Direction - Every entry should be repeated exactly. Omit the pictures.

Dataset rows -
▼

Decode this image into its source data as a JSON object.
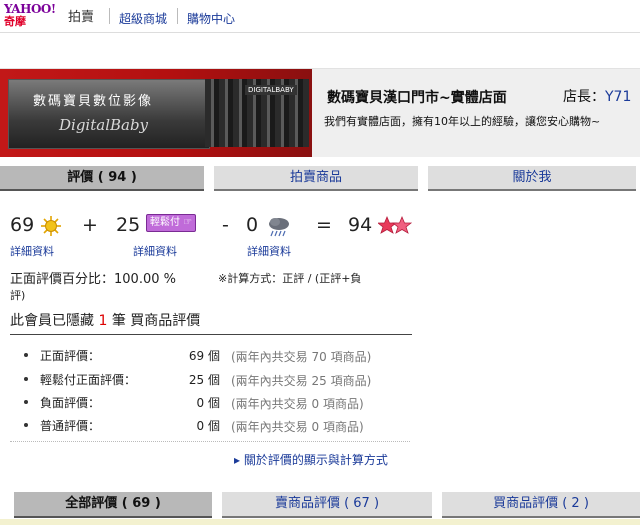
{
  "header": {
    "logo_line1": "YAHOO!",
    "logo_line2": "奇摩",
    "site_section": "拍賣",
    "nav": [
      {
        "label": "超級商城"
      },
      {
        "label": "購物中心"
      }
    ]
  },
  "banner": {
    "brand_cn": "數碼寶貝數位影像",
    "brand_en": "DigitalBaby",
    "photo_sign": "DIGITALBABY",
    "store_name": "數碼寶貝漢口門市~實體店面",
    "owner_label": "店長：",
    "owner_id": "Y71",
    "slogan": "我們有實體店面，擁有10年以上的經驗，讓您安心購物~"
  },
  "tabs": [
    {
      "label": "評價 ( 94 )",
      "active": true
    },
    {
      "label": "拍賣商品",
      "active": false
    },
    {
      "label": "關於我",
      "active": false
    }
  ],
  "score": {
    "positive": "69",
    "plus": "+",
    "easy_positive": "25",
    "easy_badge": "輕鬆付",
    "minus": "-",
    "negative": "0",
    "equals": "=",
    "total": "94",
    "detail_label": "詳細資料",
    "colors": {
      "sun": "#f2c31a",
      "star": "#e83a5a",
      "badge": "#c06bd9"
    }
  },
  "summary": {
    "percent_text": "正面評價百分比：100.00 %",
    "calc_text": "※計算方式：正評 / (正評+負",
    "calc_text2": "評)",
    "hidden_prefix": "此會員已隱藏",
    "hidden_count": "1",
    "hidden_suffix": "筆 買商品評價"
  },
  "stats": [
    {
      "label": "正面評價：",
      "count": "69 個",
      "note": "(兩年內共交易 70 項商品)"
    },
    {
      "label": "輕鬆付正面評價：",
      "count": "25 個",
      "note": "(兩年內共交易 25 項商品)"
    },
    {
      "label": "負面評價：",
      "count": "0 個",
      "note": "(兩年內共交易 0 項商品)"
    },
    {
      "label": "普通評價：",
      "count": "0 個",
      "note": "(兩年內共交易 0 項商品)"
    }
  ],
  "about_link": "關於評價的顯示與計算方式",
  "bottom_tabs": [
    {
      "label": "全部評價 ( 69 )",
      "active": true
    },
    {
      "label": "賣商品評價 ( 67 )",
      "active": false
    },
    {
      "label": "買商品評價 ( 2 )",
      "active": false
    }
  ]
}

▲

Exercise solution -
Decode this image into its source data as a JSON object.
{
  "header": {
    "logo_line1": "YAHOO!",
    "logo_line2": "奇摩",
    "site_section": "拍賣",
    "nav": [
      {
        "label": "超級商城"
      },
      {
        "label": "購物中心"
      }
    ]
  },
  "banner": {
    "brand_cn": "數碼寶貝數位影像",
    "brand_en": "DigitalBaby",
    "photo_sign": "DIGITALBABY",
    "store_name": "數碼寶貝漢口門市~實體店面",
    "owner_label": "店長：",
    "owner_id": "Y71",
    "slogan": "我們有實體店面，擁有10年以上的經驗，讓您安心購物~"
  },
  "tabs": [
    {
      "label": "評價 ( 94 )",
      "active": true
    },
    {
      "label": "拍賣商品",
      "active": false
    },
    {
      "label": "關於我",
      "active": false
    }
  ],
  "score": {
    "positive": "69",
    "plus": "+",
    "easy_positive": "25",
    "easy_badge": "輕鬆付",
    "minus": "-",
    "negative": "0",
    "equals": "=",
    "total": "94",
    "detail_label": "詳細資料",
    "colors": {
      "sun": "#f2c31a",
      "star": "#e83a5a",
      "badge": "#c06bd9"
    }
  },
  "summary": {
    "percent_text": "正面評價百分比：100.00 %",
    "calc_text": "※計算方式：正評 / (正評+負",
    "calc_text2": "評)",
    "hidden_prefix": "此會員已隱藏",
    "hidden_count": "1",
    "hidden_suffix": "筆 買商品評價"
  },
  "stats": [
    {
      "label": "正面評價：",
      "count": "69 個",
      "note": "(兩年內共交易 70 項商品)"
    },
    {
      "label": "輕鬆付正面評價：",
      "count": "25 個",
      "note": "(兩年內共交易 25 項商品)"
    },
    {
      "label": "負面評價：",
      "count": "0 個",
      "note": "(兩年內共交易 0 項商品)"
    },
    {
      "label": "普通評價：",
      "count": "0 個",
      "note": "(兩年內共交易 0 項商品)"
    }
  ],
  "about_link": "關於評價的顯示與計算方式",
  "bottom_tabs": [
    {
      "label": "全部評價 ( 69 )",
      "active": true
    },
    {
      "label": "賣商品評價 ( 67 )",
      "active": false
    },
    {
      "label": "買商品評價 ( 2 )",
      "active": false
    }
  ]
}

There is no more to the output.